> Exercise directions:
Would you pull out every line of the material that contains the string "erneuerbar"?

> Dataset entries:
********************
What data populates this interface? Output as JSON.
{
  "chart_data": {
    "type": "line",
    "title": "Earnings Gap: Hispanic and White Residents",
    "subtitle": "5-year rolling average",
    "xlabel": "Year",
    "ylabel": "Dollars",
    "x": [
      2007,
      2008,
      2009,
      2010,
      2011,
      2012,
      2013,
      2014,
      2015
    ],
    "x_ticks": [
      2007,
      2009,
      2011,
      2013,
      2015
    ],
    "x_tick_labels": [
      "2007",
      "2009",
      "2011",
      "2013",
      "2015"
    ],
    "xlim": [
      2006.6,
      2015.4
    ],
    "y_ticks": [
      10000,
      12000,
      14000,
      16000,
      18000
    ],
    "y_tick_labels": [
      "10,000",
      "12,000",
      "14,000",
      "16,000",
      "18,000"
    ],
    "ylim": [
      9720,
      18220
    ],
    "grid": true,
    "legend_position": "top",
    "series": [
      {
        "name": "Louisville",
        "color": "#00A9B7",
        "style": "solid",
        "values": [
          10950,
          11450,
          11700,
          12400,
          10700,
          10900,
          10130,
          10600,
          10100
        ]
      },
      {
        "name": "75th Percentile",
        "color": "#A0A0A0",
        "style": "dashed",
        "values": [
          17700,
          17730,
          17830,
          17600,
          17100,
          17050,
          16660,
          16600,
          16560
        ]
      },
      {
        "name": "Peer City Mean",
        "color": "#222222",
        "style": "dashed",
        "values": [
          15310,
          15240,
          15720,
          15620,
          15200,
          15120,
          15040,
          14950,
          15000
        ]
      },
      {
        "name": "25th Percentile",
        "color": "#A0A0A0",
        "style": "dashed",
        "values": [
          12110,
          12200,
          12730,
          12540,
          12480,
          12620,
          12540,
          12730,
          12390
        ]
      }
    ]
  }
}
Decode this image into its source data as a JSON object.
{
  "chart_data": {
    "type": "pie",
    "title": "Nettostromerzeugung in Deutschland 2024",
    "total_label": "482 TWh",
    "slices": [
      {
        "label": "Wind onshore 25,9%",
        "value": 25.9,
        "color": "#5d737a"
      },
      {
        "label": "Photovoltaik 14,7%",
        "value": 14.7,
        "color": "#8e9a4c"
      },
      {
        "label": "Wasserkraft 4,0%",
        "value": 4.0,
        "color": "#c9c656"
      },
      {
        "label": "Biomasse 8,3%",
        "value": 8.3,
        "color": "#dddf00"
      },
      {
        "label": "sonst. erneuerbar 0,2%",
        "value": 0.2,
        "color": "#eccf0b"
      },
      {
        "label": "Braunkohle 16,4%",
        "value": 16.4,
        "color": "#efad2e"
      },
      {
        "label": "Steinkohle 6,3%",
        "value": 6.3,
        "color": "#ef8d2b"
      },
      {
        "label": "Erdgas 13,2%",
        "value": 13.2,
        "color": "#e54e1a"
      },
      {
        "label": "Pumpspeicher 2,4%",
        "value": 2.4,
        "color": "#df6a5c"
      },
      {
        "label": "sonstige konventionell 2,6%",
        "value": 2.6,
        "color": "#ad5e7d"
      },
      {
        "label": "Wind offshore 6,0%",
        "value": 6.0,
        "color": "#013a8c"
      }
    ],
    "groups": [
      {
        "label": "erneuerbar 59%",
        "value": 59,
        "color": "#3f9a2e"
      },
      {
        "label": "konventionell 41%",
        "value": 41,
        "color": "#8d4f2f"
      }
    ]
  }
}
********************
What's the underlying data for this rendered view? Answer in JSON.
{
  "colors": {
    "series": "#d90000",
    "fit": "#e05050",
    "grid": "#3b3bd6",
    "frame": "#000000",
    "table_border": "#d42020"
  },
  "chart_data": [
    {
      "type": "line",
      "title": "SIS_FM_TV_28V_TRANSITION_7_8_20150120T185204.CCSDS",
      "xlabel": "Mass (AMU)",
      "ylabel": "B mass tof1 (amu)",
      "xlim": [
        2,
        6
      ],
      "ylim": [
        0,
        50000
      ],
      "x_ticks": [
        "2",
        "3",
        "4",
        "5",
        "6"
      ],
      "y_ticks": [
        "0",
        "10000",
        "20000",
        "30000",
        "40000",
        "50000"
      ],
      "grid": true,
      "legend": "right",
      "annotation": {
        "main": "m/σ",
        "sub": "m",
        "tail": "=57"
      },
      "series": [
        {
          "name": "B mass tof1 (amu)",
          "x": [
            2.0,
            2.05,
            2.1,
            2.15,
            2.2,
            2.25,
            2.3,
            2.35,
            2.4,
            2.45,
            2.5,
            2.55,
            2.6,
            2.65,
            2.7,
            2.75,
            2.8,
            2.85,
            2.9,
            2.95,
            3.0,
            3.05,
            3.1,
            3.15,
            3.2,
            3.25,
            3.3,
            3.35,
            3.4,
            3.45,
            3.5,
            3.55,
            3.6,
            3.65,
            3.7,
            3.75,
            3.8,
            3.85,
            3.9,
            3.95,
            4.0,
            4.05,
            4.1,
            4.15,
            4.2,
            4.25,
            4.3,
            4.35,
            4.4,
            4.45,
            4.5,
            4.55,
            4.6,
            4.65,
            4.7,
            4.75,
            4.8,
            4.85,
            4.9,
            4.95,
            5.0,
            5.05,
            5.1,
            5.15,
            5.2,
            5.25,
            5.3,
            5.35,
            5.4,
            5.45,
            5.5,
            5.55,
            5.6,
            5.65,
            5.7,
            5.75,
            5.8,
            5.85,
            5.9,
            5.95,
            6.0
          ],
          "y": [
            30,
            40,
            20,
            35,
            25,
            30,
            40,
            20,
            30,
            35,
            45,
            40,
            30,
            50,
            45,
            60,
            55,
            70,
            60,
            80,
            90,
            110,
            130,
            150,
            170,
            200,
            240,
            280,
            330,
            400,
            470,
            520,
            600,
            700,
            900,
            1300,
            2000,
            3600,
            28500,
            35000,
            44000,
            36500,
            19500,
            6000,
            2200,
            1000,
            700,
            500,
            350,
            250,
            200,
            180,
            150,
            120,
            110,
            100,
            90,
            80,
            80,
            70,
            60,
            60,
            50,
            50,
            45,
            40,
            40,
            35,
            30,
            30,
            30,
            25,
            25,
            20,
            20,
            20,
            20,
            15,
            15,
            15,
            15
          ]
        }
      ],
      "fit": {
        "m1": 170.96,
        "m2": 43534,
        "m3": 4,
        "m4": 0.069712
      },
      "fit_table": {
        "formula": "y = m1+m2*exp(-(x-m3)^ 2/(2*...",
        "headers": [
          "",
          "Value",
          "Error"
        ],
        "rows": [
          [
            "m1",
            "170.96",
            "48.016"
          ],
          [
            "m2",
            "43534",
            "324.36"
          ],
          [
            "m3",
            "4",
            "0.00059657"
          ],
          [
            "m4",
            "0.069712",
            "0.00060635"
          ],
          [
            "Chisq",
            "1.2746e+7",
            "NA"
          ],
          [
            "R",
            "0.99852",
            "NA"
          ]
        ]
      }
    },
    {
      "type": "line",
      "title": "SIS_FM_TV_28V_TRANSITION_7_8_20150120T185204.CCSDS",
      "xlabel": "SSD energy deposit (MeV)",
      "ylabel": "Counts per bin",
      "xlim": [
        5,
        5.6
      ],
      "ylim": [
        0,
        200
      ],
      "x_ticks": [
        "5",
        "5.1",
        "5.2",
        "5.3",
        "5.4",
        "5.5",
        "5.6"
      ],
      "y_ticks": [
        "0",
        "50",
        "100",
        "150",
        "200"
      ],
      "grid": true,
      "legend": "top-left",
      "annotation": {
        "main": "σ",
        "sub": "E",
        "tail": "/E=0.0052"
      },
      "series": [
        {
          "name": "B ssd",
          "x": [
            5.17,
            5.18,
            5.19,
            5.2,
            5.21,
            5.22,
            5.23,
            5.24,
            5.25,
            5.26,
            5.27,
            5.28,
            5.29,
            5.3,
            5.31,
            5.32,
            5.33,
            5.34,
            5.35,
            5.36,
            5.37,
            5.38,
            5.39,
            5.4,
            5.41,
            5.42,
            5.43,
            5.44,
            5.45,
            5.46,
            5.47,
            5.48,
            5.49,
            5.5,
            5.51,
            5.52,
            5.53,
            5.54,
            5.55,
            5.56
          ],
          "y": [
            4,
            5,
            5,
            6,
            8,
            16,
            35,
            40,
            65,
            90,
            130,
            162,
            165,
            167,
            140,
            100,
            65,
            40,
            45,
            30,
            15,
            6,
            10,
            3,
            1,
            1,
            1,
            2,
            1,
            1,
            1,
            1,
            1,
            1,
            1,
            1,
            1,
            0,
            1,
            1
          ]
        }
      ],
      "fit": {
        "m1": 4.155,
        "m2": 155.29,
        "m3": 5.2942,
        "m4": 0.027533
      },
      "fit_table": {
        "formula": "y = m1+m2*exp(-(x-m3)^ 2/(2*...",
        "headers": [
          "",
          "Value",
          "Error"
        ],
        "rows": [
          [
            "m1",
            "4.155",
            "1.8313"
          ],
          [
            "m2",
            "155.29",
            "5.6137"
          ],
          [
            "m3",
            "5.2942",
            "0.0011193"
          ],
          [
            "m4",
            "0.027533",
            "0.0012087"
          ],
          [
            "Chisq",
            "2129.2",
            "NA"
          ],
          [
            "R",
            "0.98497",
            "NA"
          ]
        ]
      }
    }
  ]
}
********************
> Completed exercise:
        "label": "sonst. erneuerbar 0,2%",
        "label": "erneuerbar 59%",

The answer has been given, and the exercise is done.